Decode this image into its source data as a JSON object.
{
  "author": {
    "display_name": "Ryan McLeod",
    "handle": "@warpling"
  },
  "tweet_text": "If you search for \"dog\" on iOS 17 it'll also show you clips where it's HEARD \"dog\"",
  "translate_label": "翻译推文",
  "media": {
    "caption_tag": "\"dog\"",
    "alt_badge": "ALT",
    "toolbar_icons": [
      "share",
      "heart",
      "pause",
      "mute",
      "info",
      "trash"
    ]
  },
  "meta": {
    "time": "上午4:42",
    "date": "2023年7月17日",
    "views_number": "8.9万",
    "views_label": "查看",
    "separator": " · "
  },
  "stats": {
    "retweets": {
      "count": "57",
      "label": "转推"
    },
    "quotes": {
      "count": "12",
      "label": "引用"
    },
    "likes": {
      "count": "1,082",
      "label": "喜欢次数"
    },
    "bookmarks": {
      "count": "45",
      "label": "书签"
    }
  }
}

================

§ What is expected:
Using the data above, repeat every line exactly.

§ Written response:
Decode this image into its source data as a JSON object.
{
  "author": {
    "display_name": "Ryan McLeod",
    "handle": "@warpling"
  },
  "tweet_text": "If you search for \"dog\" on iOS 17 it'll also show you clips where it's HEARD \"dog\"",
  "translate_label": "翻译推文",
  "media": {
    "caption_tag": "\"dog\"",
    "alt_badge": "ALT",
    "toolbar_icons": [
      "share",
      "heart",
      "pause",
      "mute",
      "info",
      "trash"
    ]
  },
  "meta": {
    "time": "上午4:42",
    "date": "2023年7月17日",
    "views_number": "8.9万",
    "views_label": "查看",
    "separator": " · "
  },
  "stats": {
    "retweets": {
      "count": "57",
      "label": "转推"
    },
    "quotes": {
      "count": "12",
      "label": "引用"
    },
    "likes": {
      "count": "1,082",
      "label": "喜欢次数"
    },
    "bookmarks": {
      "count": "45",
      "label": "书签"
    }
  }
}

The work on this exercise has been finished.